**Directions**
Filter the records below for the word "color". Copy each line that holds it.
#### Records ####
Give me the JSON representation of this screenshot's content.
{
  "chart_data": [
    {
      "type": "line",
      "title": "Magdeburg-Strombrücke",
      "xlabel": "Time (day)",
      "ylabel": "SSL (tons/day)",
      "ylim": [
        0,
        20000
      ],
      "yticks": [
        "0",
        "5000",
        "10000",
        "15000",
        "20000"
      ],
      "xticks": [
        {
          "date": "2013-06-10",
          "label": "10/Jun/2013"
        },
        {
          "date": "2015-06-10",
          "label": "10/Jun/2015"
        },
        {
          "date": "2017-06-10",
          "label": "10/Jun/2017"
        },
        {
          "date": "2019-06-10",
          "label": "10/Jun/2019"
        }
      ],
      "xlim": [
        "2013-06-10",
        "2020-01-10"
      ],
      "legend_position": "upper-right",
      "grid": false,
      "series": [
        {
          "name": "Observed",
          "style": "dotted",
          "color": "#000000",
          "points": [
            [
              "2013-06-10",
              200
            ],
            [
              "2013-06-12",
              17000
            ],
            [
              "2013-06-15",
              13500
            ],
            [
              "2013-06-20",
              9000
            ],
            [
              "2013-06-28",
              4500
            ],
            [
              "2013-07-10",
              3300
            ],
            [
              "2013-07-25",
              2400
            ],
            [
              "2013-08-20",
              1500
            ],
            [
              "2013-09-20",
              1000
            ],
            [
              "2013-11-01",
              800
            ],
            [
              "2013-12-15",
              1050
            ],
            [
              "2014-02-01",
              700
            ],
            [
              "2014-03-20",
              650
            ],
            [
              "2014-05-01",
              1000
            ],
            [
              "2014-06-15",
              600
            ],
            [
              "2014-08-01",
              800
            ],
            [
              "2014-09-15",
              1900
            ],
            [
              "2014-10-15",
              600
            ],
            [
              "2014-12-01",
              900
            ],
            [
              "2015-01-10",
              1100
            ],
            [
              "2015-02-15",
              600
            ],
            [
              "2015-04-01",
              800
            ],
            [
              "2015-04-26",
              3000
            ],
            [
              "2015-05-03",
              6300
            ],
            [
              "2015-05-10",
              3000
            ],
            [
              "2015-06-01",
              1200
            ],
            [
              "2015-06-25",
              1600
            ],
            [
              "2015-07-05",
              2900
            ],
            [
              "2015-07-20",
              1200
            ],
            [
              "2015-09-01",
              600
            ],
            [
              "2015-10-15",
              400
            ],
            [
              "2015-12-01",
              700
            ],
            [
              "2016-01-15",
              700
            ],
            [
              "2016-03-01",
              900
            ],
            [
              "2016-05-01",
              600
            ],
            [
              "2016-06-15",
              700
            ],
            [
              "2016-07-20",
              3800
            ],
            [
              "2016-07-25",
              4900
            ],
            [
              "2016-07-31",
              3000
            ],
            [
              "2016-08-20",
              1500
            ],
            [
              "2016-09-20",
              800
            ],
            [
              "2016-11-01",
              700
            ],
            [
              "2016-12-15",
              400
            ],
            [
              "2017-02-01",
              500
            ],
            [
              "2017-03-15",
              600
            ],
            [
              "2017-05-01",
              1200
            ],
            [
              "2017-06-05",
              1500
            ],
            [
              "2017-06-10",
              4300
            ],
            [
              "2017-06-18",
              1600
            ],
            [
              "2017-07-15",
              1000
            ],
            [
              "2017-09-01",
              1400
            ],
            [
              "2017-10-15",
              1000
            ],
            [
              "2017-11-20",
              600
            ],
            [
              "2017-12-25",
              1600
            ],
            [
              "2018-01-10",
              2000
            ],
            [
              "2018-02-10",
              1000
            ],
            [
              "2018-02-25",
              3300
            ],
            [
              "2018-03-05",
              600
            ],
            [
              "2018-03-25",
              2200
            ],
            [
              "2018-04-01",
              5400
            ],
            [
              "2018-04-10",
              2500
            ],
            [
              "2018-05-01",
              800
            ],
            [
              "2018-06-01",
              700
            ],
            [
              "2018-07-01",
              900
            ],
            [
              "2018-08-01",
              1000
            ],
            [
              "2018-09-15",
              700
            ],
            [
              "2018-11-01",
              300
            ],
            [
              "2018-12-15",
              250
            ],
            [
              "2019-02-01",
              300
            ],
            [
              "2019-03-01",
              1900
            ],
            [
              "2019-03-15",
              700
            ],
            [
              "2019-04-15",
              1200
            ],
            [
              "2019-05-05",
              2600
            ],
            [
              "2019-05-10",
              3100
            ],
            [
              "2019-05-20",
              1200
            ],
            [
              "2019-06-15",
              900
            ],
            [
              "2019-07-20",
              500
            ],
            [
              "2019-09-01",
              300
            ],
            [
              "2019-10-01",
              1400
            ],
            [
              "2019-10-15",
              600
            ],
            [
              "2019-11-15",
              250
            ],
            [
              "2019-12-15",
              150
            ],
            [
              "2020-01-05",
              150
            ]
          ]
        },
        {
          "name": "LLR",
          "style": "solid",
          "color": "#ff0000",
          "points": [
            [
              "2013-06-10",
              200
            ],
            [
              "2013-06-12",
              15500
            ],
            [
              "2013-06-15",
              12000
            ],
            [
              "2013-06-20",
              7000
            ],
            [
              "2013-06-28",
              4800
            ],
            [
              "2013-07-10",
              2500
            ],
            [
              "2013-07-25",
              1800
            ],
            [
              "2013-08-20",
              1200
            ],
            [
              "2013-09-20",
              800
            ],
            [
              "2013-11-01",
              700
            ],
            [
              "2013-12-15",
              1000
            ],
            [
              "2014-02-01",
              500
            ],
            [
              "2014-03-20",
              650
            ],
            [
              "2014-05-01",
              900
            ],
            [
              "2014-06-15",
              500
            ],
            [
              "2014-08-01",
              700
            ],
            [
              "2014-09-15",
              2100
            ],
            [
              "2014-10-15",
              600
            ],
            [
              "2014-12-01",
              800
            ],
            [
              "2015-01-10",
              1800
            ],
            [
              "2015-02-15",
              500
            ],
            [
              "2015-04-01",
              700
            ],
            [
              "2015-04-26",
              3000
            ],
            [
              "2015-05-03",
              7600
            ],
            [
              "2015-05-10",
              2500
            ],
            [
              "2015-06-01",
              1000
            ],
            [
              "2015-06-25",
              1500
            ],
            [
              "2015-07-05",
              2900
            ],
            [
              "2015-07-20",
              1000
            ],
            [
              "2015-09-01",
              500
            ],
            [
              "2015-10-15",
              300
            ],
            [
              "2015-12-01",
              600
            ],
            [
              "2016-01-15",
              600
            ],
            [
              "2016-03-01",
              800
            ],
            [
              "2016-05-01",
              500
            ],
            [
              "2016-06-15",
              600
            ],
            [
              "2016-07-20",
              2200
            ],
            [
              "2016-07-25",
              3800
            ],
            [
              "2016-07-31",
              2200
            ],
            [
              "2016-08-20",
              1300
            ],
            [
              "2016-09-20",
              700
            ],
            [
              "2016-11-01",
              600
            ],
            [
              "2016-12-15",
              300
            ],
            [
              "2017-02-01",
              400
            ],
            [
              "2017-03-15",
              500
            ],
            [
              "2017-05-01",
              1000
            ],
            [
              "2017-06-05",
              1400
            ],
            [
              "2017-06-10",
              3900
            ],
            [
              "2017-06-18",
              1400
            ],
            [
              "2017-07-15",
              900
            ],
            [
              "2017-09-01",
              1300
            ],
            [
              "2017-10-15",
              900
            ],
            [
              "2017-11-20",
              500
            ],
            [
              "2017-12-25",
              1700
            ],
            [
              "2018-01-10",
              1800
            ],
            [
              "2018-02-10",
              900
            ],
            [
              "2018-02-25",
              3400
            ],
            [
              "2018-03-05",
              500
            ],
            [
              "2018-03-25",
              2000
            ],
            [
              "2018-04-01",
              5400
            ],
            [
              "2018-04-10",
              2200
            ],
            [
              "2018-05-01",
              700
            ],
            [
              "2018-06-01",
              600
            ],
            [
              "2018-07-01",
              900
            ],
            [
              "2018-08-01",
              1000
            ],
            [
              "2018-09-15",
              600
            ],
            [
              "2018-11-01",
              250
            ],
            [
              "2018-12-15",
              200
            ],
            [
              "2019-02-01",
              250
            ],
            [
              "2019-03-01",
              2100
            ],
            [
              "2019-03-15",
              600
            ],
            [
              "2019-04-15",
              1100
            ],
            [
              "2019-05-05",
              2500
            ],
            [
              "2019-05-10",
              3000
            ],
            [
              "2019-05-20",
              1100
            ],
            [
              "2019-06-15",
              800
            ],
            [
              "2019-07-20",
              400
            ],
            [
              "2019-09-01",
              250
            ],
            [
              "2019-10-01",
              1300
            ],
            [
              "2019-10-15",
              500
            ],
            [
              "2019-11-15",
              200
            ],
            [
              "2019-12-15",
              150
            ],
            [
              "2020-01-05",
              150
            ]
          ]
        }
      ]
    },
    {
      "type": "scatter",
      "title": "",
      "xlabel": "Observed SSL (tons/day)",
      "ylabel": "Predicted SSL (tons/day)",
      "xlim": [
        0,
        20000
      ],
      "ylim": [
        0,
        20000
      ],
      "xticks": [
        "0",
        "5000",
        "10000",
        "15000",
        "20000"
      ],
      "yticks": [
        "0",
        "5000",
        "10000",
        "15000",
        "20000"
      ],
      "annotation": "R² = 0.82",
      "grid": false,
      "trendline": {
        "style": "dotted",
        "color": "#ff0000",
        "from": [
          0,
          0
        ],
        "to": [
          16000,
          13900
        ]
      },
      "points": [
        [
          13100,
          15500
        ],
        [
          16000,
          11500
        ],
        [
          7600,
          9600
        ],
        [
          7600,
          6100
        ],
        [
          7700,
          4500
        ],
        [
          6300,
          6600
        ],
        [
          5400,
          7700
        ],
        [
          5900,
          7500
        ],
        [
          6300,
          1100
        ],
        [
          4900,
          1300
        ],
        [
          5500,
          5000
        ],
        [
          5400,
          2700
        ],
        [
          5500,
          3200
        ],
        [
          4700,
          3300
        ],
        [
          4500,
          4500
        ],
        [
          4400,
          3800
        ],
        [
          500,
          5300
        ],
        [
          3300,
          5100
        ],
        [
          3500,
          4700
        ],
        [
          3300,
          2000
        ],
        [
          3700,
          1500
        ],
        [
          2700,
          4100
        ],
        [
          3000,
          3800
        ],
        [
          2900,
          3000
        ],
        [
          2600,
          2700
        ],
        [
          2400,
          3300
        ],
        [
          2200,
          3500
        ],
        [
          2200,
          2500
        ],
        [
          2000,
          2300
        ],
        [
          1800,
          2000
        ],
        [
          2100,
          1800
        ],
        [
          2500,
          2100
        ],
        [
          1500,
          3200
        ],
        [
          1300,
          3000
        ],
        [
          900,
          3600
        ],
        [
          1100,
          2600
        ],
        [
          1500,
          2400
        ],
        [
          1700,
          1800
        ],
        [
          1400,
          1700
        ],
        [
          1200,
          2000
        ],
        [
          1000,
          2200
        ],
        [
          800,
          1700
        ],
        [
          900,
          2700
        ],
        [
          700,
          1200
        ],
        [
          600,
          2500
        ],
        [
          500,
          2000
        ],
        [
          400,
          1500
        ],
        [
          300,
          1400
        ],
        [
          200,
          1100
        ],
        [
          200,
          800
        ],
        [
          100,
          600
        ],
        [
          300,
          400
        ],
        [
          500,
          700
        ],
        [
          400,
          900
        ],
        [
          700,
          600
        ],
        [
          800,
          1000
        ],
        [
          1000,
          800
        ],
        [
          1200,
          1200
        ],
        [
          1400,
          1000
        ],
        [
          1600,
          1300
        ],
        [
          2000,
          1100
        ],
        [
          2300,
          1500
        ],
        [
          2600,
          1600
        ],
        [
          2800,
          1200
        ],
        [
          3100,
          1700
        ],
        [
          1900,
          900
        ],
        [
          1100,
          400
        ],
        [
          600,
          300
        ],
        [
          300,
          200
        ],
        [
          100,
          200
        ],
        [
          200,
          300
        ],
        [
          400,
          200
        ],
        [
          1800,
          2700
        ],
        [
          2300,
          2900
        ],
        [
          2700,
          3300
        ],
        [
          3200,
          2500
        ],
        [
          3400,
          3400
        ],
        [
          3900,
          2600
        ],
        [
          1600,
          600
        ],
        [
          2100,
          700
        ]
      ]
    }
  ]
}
####
**Full answer**
          "color": "#000000",
          "color": "#ff0000",
        "color": "#ff0000",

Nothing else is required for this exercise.